Written task: Repeat all entries exactly.

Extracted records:
########################################
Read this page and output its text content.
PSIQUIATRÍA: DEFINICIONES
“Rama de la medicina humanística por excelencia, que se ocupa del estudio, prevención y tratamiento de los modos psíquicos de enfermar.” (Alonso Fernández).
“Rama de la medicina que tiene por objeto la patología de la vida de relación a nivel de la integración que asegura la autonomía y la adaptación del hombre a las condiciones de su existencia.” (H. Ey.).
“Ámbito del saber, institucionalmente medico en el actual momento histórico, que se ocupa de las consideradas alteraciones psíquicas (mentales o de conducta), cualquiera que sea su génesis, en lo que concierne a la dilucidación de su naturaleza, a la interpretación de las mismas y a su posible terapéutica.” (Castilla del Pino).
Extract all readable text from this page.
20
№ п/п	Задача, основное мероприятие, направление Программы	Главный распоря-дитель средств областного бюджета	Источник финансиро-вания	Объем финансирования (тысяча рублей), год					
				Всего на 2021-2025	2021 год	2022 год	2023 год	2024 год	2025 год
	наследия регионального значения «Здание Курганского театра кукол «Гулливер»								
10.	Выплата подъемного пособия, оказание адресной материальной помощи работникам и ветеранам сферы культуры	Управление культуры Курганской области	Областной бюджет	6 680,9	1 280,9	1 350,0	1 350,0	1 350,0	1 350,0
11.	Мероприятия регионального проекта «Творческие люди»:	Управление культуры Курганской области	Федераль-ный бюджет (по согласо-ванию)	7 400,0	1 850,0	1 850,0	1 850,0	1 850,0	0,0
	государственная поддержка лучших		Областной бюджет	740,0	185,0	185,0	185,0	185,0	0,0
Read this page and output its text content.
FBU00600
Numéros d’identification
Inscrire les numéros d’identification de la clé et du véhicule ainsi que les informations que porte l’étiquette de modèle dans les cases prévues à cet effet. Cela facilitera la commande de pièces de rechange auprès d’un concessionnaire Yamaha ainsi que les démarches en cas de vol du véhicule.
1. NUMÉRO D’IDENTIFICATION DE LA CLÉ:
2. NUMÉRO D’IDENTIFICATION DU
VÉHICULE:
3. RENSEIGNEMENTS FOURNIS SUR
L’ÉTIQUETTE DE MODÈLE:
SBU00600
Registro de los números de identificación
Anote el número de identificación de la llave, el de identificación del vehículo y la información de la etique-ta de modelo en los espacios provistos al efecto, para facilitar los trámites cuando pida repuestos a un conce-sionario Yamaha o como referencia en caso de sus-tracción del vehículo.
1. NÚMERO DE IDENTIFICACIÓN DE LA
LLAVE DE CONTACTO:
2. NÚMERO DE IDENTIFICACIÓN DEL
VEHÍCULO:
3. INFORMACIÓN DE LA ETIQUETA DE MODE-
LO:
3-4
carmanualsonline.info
########################################
Solution below:
Read this page and output its text content.
PSIQUIATRÍA: DEFINICIONES
“Rama de la medicina humanística por excelencia, que se ocupa del estudio, prevención y tratamiento de los modos psíquicos de enfermar.” (Alonso Fernández).
“Rama de la medicina que tiene por objeto la patología de la vida de relación a nivel de la integración que asegura la autonomía y la adaptación del hombre a las condiciones de su existencia.” (H. Ey.).
“Ámbito del saber, institucionalmente medico en el actual momento histórico, que se ocupa de las consideradas alteraciones psíquicas (mentales o de conducta), cualquiera que sea su génesis, en lo que concierne a la dilucidación de su naturaleza, a la interpretación de las mismas y a su posible terapéutica.” (Castilla del Pino).
Extract all readable text from this page.
20
№ п/п	Задача, основное мероприятие, направление Программы	Главный распоря-дитель средств областного бюджета	Источник финансиро-вания	Объем финансирования (тысяча рублей), год					
				Всего на 2021-2025	2021 год	2022 год	2023 год	2024 год	2025 год
	наследия регионального значения «Здание Курганского театра кукол «Гулливер»								
10.	Выплата подъемного пособия, оказание адресной материальной помощи работникам и ветеранам сферы культуры	Управление культуры Курганской области	Областной бюджет	6 680,9	1 280,9	1 350,0	1 350,0	1 350,0	1 350,0
11.	Мероприятия регионального проекта «Творческие люди»:	Управление культуры Курганской области	Федераль-ный бюджет (по согласо-ванию)	7 400,0	1 850,0	1 850,0	1 850,0	1 850,0	0,0
	государственная поддержка лучших		Областной бюджет	740,0	185,0	185,0	185,0	185,0	0,0
Read this page and output its text content.
FBU00600
Numéros d’identification
Inscrire les numéros d’identification de la clé et du véhicule ainsi que les informations que porte l’étiquette de modèle dans les cases prévues à cet effet. Cela facilitera la commande de pièces de rechange auprès d’un concessionnaire Yamaha ainsi que les démarches en cas de vol du véhicule.
1. NUMÉRO D’IDENTIFICATION DE LA CLÉ:
2. NUMÉRO D’IDENTIFICATION DU
VÉHICULE:
3. RENSEIGNEMENTS FOURNIS SUR
L’ÉTIQUETTE DE MODÈLE:
SBU00600
Registro de los números de identificación
Anote el número de identificación de la llave, el de identificación del vehículo y la información de la etique-ta de modelo en los espacios provistos al efecto, para facilitar los trámites cuando pida repuestos a un conce-sionario Yamaha o como referencia en caso de sus-tracción del vehículo.
1. NÚMERO DE IDENTIFICACIÓN DE LA
LLAVE DE CONTACTO:
2. NÚMERO DE IDENTIFICACIÓN DEL
VEHÍCULO:
3. INFORMACIÓN DE LA ETIQUETA DE MODE-
LO:
3-4
carmanualsonline.info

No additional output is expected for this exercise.